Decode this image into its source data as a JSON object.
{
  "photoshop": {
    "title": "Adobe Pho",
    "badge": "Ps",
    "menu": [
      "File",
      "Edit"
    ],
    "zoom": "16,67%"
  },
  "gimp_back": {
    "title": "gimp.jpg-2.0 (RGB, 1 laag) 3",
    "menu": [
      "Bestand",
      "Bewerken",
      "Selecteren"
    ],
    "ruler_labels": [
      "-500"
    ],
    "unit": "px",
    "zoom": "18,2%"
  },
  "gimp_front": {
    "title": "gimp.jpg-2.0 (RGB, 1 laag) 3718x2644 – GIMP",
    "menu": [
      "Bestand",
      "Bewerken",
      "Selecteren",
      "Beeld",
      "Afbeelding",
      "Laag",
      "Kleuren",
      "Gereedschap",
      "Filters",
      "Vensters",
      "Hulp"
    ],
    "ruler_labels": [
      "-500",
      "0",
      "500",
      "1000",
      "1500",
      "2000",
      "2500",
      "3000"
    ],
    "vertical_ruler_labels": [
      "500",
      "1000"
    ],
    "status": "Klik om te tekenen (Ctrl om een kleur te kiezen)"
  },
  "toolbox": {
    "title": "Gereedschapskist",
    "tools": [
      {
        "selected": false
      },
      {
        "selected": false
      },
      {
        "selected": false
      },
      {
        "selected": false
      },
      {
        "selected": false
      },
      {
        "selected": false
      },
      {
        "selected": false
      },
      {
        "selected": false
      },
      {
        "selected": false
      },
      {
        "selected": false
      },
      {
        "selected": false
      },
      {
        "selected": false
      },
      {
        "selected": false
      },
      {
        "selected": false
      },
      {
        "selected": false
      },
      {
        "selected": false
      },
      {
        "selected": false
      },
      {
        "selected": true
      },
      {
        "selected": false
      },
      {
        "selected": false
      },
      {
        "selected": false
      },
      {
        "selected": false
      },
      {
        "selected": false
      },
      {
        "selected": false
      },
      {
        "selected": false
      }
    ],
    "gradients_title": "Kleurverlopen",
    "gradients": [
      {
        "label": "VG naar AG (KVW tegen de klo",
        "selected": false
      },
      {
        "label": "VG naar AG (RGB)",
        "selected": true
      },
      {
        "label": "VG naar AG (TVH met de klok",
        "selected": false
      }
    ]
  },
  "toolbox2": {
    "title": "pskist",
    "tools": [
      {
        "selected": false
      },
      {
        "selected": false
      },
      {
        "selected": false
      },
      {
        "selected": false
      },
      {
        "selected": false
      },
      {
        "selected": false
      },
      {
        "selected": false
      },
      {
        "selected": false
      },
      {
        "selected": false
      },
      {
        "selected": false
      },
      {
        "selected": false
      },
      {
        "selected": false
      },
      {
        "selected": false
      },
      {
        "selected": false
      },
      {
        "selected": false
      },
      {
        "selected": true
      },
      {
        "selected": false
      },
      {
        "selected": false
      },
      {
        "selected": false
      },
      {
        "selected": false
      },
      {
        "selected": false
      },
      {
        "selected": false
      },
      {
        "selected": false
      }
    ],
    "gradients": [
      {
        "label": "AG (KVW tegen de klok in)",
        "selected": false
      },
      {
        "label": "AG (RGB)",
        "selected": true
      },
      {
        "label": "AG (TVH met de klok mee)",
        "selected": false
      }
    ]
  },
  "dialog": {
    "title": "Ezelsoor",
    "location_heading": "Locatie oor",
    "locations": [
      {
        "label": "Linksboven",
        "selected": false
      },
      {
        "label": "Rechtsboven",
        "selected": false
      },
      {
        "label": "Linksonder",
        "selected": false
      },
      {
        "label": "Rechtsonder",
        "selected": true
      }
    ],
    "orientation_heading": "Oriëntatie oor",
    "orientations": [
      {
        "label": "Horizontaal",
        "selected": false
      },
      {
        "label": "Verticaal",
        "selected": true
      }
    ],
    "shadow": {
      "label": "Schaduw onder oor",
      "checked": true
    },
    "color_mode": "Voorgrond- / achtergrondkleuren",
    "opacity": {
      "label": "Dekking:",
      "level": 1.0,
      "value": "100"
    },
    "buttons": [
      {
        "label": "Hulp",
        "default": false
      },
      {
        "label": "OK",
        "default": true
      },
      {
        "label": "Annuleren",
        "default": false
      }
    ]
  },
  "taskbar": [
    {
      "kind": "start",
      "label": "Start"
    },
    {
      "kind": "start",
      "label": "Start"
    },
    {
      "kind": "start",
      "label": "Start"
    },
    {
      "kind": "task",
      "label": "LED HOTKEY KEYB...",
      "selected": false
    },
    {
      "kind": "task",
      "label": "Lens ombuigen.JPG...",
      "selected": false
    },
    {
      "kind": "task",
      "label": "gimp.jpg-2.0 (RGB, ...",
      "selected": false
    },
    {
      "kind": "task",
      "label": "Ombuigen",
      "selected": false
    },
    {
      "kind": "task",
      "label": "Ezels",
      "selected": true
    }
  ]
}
-------------------------
• [To do] Type the whole listing again, unaltered.

• [Written response]
Decode this image into its source data as a JSON object.
{
  "photoshop": {
    "title": "Adobe Pho",
    "badge": "Ps",
    "menu": [
      "File",
      "Edit"
    ],
    "zoom": "16,67%"
  },
  "gimp_back": {
    "title": "gimp.jpg-2.0 (RGB, 1 laag) 3",
    "menu": [
      "Bestand",
      "Bewerken",
      "Selecteren"
    ],
    "ruler_labels": [
      "-500"
    ],
    "unit": "px",
    "zoom": "18,2%"
  },
  "gimp_front": {
    "title": "gimp.jpg-2.0 (RGB, 1 laag) 3718x2644 – GIMP",
    "menu": [
      "Bestand",
      "Bewerken",
      "Selecteren",
      "Beeld",
      "Afbeelding",
      "Laag",
      "Kleuren",
      "Gereedschap",
      "Filters",
      "Vensters",
      "Hulp"
    ],
    "ruler_labels": [
      "-500",
      "0",
      "500",
      "1000",
      "1500",
      "2000",
      "2500",
      "3000"
    ],
    "vertical_ruler_labels": [
      "500",
      "1000"
    ],
    "status": "Klik om te tekenen (Ctrl om een kleur te kiezen)"
  },
  "toolbox": {
    "title": "Gereedschapskist",
    "tools": [
      {
        "selected": false
      },
      {
        "selected": false
      },
      {
        "selected": false
      },
      {
        "selected": false
      },
      {
        "selected": false
      },
      {
        "selected": false
      },
      {
        "selected": false
      },
      {
        "selected": false
      },
      {
        "selected": false
      },
      {
        "selected": false
      },
      {
        "selected": false
      },
      {
        "selected": false
      },
      {
        "selected": false
      },
      {
        "selected": false
      },
      {
        "selected": false
      },
      {
        "selected": false
      },
      {
        "selected": false
      },
      {
        "selected": true
      },
      {
        "selected": false
      },
      {
        "selected": false
      },
      {
        "selected": false
      },
      {
        "selected": false
      },
      {
        "selected": false
      },
      {
        "selected": false
      },
      {
        "selected": false
      }
    ],
    "gradients_title": "Kleurverlopen",
    "gradients": [
      {
        "label": "VG naar AG (KVW tegen de klo",
        "selected": false
      },
      {
        "label": "VG naar AG (RGB)",
        "selected": true
      },
      {
        "label": "VG naar AG (TVH met de klok",
        "selected": false
      }
    ]
  },
  "toolbox2": {
    "title": "pskist",
    "tools": [
      {
        "selected": false
      },
      {
        "selected": false
      },
      {
        "selected": false
      },
      {
        "selected": false
      },
      {
        "selected": false
      },
      {
        "selected": false
      },
      {
        "selected": false
      },
      {
        "selected": false
      },
      {
        "selected": false
      },
      {
        "selected": false
      },
      {
        "selected": false
      },
      {
        "selected": false
      },
      {
        "selected": false
      },
      {
        "selected": false
      },
      {
        "selected": false
      },
      {
        "selected": true
      },
      {
        "selected": false
      },
      {
        "selected": false
      },
      {
        "selected": false
      },
      {
        "selected": false
      },
      {
        "selected": false
      },
      {
        "selected": false
      },
      {
        "selected": false
      }
    ],
    "gradients": [
      {
        "label": "AG (KVW tegen de klok in)",
        "selected": false
      },
      {
        "label": "AG (RGB)",
        "selected": true
      },
      {
        "label": "AG (TVH met de klok mee)",
        "selected": false
      }
    ]
  },
  "dialog": {
    "title": "Ezelsoor",
    "location_heading": "Locatie oor",
    "locations": [
      {
        "label": "Linksboven",
        "selected": false
      },
      {
        "label": "Rechtsboven",
        "selected": false
      },
      {
        "label": "Linksonder",
        "selected": false
      },
      {
        "label": "Rechtsonder",
        "selected": true
      }
    ],
    "orientation_heading": "Oriëntatie oor",
    "orientations": [
      {
        "label": "Horizontaal",
        "selected": false
      },
      {
        "label": "Verticaal",
        "selected": true
      }
    ],
    "shadow": {
      "label": "Schaduw onder oor",
      "checked": true
    },
    "color_mode": "Voorgrond- / achtergrondkleuren",
    "opacity": {
      "label": "Dekking:",
      "level": 1.0,
      "value": "100"
    },
    "buttons": [
      {
        "label": "Hulp",
        "default": false
      },
      {
        "label": "OK",
        "default": true
      },
      {
        "label": "Annuleren",
        "default": false
      }
    ]
  },
  "taskbar": [
    {
      "kind": "start",
      "label": "Start"
    },
    {
      "kind": "start",
      "label": "Start"
    },
    {
      "kind": "start",
      "label": "Start"
    },
    {
      "kind": "task",
      "label": "LED HOTKEY KEYB...",
      "selected": false
    },
    {
      "kind": "task",
      "label": "Lens ombuigen.JPG...",
      "selected": false
    },
    {
      "kind": "task",
      "label": "gimp.jpg-2.0 (RGB, ...",
      "selected": false
    },
    {
      "kind": "task",
      "label": "Ombuigen",
      "selected": false
    },
    {
      "kind": "task",
      "label": "Ezels",
      "selected": true
    }
  ]
}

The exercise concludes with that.